| THE REQUEST |
Every entry that follows needs to be repeated exactly.

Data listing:
───

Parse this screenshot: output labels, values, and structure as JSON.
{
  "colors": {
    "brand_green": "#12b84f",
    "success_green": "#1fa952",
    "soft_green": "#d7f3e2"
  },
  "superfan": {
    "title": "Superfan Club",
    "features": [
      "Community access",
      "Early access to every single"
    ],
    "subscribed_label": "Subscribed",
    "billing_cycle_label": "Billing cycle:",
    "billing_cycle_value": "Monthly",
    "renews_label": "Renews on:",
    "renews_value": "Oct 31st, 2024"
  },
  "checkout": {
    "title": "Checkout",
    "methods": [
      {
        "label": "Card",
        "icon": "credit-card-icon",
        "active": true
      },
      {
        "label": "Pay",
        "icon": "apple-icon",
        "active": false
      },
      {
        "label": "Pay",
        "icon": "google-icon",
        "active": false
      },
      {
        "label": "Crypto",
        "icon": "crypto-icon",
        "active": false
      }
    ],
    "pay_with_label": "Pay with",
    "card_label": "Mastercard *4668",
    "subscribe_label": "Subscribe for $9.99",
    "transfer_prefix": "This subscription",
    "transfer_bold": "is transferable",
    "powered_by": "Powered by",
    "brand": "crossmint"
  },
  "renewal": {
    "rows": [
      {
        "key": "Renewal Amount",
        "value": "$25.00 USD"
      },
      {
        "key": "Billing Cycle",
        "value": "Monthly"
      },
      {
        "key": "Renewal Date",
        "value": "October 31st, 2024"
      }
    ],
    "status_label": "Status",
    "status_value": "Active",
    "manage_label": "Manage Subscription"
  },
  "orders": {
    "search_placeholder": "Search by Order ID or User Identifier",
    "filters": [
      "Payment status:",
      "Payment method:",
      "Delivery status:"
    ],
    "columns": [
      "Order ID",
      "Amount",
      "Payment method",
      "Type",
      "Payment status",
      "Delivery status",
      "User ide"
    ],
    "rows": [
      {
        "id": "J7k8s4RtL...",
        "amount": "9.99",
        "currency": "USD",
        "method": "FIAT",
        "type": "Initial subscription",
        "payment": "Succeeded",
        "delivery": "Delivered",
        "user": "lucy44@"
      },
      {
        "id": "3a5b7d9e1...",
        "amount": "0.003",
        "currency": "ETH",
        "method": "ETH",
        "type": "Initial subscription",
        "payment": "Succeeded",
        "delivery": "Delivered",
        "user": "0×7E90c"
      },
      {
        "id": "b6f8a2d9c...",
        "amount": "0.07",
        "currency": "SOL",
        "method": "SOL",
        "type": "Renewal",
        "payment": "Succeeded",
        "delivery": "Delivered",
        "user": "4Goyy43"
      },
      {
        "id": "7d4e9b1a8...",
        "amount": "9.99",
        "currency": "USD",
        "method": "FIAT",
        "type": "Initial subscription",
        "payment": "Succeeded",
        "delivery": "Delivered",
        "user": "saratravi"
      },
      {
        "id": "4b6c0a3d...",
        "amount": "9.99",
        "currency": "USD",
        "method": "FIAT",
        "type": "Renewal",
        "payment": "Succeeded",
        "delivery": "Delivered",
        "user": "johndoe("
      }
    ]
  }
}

───

| EXERCISE RESULT |
Parse this screenshot: output labels, values, and structure as JSON.
{
  "colors": {
    "brand_green": "#12b84f",
    "success_green": "#1fa952",
    "soft_green": "#d7f3e2"
  },
  "superfan": {
    "title": "Superfan Club",
    "features": [
      "Community access",
      "Early access to every single"
    ],
    "subscribed_label": "Subscribed",
    "billing_cycle_label": "Billing cycle:",
    "billing_cycle_value": "Monthly",
    "renews_label": "Renews on:",
    "renews_value": "Oct 31st, 2024"
  },
  "checkout": {
    "title": "Checkout",
    "methods": [
      {
        "label": "Card",
        "icon": "credit-card-icon",
        "active": true
      },
      {
        "label": "Pay",
        "icon": "apple-icon",
        "active": false
      },
      {
        "label": "Pay",
        "icon": "google-icon",
        "active": false
      },
      {
        "label": "Crypto",
        "icon": "crypto-icon",
        "active": false
      }
    ],
    "pay_with_label": "Pay with",
    "card_label": "Mastercard *4668",
    "subscribe_label": "Subscribe for $9.99",
    "transfer_prefix": "This subscription",
    "transfer_bold": "is transferable",
    "powered_by": "Powered by",
    "brand": "crossmint"
  },
  "renewal": {
    "rows": [
      {
        "key": "Renewal Amount",
        "value": "$25.00 USD"
      },
      {
        "key": "Billing Cycle",
        "value": "Monthly"
      },
      {
        "key": "Renewal Date",
        "value": "October 31st, 2024"
      }
    ],
    "status_label": "Status",
    "status_value": "Active",
    "manage_label": "Manage Subscription"
  },
  "orders": {
    "search_placeholder": "Search by Order ID or User Identifier",
    "filters": [
      "Payment status:",
      "Payment method:",
      "Delivery status:"
    ],
    "columns": [
      "Order ID",
      "Amount",
      "Payment method",
      "Type",
      "Payment status",
      "Delivery status",
      "User ide"
    ],
    "rows": [
      {
        "id": "J7k8s4RtL...",
        "amount": "9.99",
        "currency": "USD",
        "method": "FIAT",
        "type": "Initial subscription",
        "payment": "Succeeded",
        "delivery": "Delivered",
        "user": "lucy44@"
      },
      {
        "id": "3a5b7d9e1...",
        "amount": "0.003",
        "currency": "ETH",
        "method": "ETH",
        "type": "Initial subscription",
        "payment": "Succeeded",
        "delivery": "Delivered",
        "user": "0×7E90c"
      },
      {
        "id": "b6f8a2d9c...",
        "amount": "0.07",
        "currency": "SOL",
        "method": "SOL",
        "type": "Renewal",
        "payment": "Succeeded",
        "delivery": "Delivered",
        "user": "4Goyy43"
      },
      {
        "id": "7d4e9b1a8...",
        "amount": "9.99",
        "currency": "USD",
        "method": "FIAT",
        "type": "Initial subscription",
        "payment": "Succeeded",
        "delivery": "Delivered",
        "user": "saratravi"
      },
      {
        "id": "4b6c0a3d...",
        "amount": "9.99",
        "currency": "USD",
        "method": "FIAT",
        "type": "Renewal",
        "payment": "Succeeded",
        "delivery": "Delivered",
        "user": "johndoe("
      }
    ]
  }
}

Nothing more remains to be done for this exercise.